(Recorded data)
──────────
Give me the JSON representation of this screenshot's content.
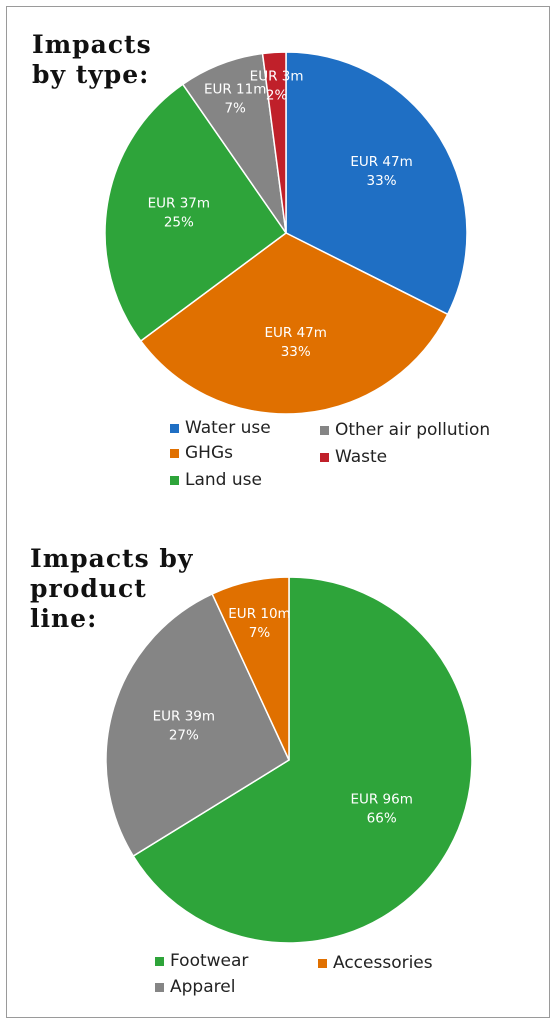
{
  "chart_data": [
    {
      "type": "pie",
      "title": "Impacts by type:",
      "categories": [
        "Water use",
        "GHGs",
        "Land use",
        "Other air pollution",
        "Waste"
      ],
      "values": [
        47,
        47,
        37,
        11,
        3
      ],
      "value_labels": [
        "EUR 47m",
        "EUR 47m",
        "EUR 37m",
        "EUR 11m",
        "EUR 3m"
      ],
      "percent_labels": [
        "33%",
        "33%",
        "25%",
        "7%",
        "2%"
      ],
      "colors": [
        "#1f6fc4",
        "#e07000",
        "#2ea43a",
        "#858585",
        "#c0202a"
      ],
      "legend_position": "bottom"
    },
    {
      "type": "pie",
      "title": "Impacts by product line:",
      "categories": [
        "Footwear",
        "Apparel",
        "Accessories"
      ],
      "values": [
        96,
        39,
        10
      ],
      "value_labels": [
        "EUR 96m",
        "EUR 39m",
        "EUR 10m"
      ],
      "percent_labels": [
        "66%",
        "27%",
        "7%"
      ],
      "colors": [
        "#2ea43a",
        "#858585",
        "#e07000"
      ],
      "legend_position": "bottom"
    }
  ]
}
──────────
*STATED EXERCISE*: Please transcribe the material above exactly as written. Leave the pictures out.

*EXERCISE RESPONSE*:
Give me the JSON representation of this screenshot's content.
{
  "chart_data": [
    {
      "type": "pie",
      "title": "Impacts by type:",
      "categories": [
        "Water use",
        "GHGs",
        "Land use",
        "Other air pollution",
        "Waste"
      ],
      "values": [
        47,
        47,
        37,
        11,
        3
      ],
      "value_labels": [
        "EUR 47m",
        "EUR 47m",
        "EUR 37m",
        "EUR 11m",
        "EUR 3m"
      ],
      "percent_labels": [
        "33%",
        "33%",
        "25%",
        "7%",
        "2%"
      ],
      "colors": [
        "#1f6fc4",
        "#e07000",
        "#2ea43a",
        "#858585",
        "#c0202a"
      ],
      "legend_position": "bottom"
    },
    {
      "type": "pie",
      "title": "Impacts by product line:",
      "categories": [
        "Footwear",
        "Apparel",
        "Accessories"
      ],
      "values": [
        96,
        39,
        10
      ],
      "value_labels": [
        "EUR 96m",
        "EUR 39m",
        "EUR 10m"
      ],
      "percent_labels": [
        "66%",
        "27%",
        "7%"
      ],
      "colors": [
        "#2ea43a",
        "#858585",
        "#e07000"
      ],
      "legend_position": "bottom"
    }
  ]
}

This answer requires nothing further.